To do
All the data below goes into the copy word for word, but the pictures don't.

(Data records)
□ □ □

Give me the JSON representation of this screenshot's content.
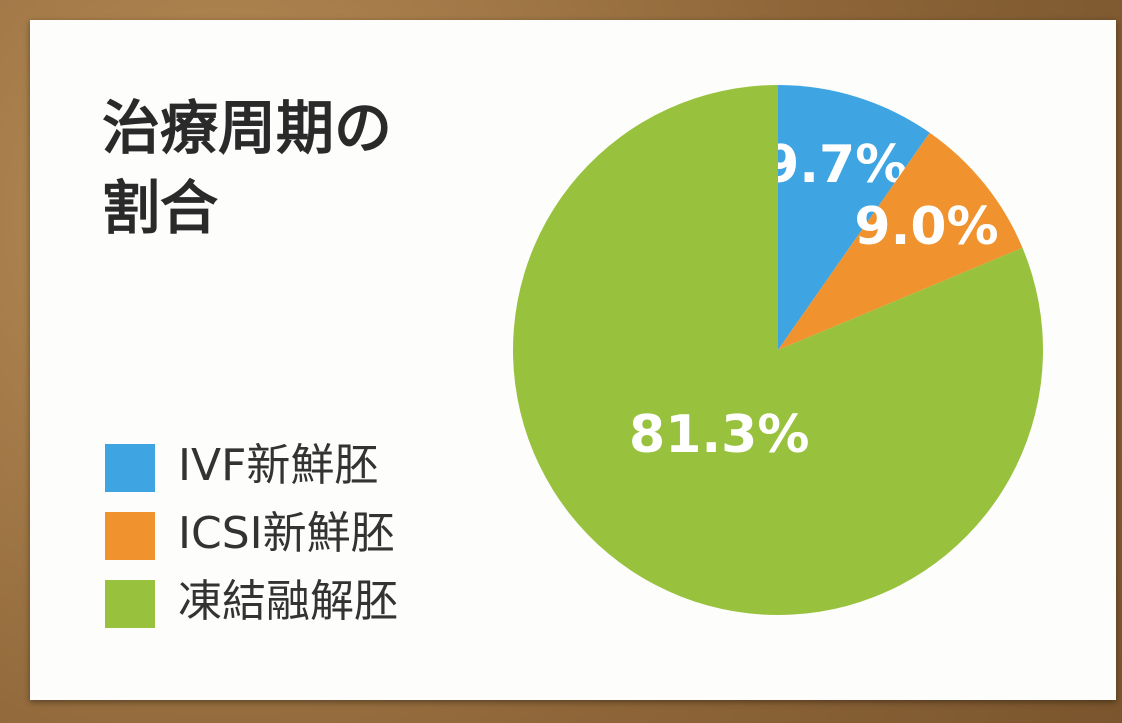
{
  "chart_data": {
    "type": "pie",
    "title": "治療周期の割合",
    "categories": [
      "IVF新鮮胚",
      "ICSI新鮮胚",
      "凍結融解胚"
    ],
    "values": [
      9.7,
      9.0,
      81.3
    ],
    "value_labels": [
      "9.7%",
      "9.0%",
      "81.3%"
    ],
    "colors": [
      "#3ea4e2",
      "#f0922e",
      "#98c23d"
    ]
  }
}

□ □ □

Answer to the exercise
Give me the JSON representation of this screenshot's content.
{
  "chart_data": {
    "type": "pie",
    "title": "治療周期の割合",
    "categories": [
      "IVF新鮮胚",
      "ICSI新鮮胚",
      "凍結融解胚"
    ],
    "values": [
      9.7,
      9.0,
      81.3
    ],
    "value_labels": [
      "9.7%",
      "9.0%",
      "81.3%"
    ],
    "colors": [
      "#3ea4e2",
      "#f0922e",
      "#98c23d"
    ]
  }
}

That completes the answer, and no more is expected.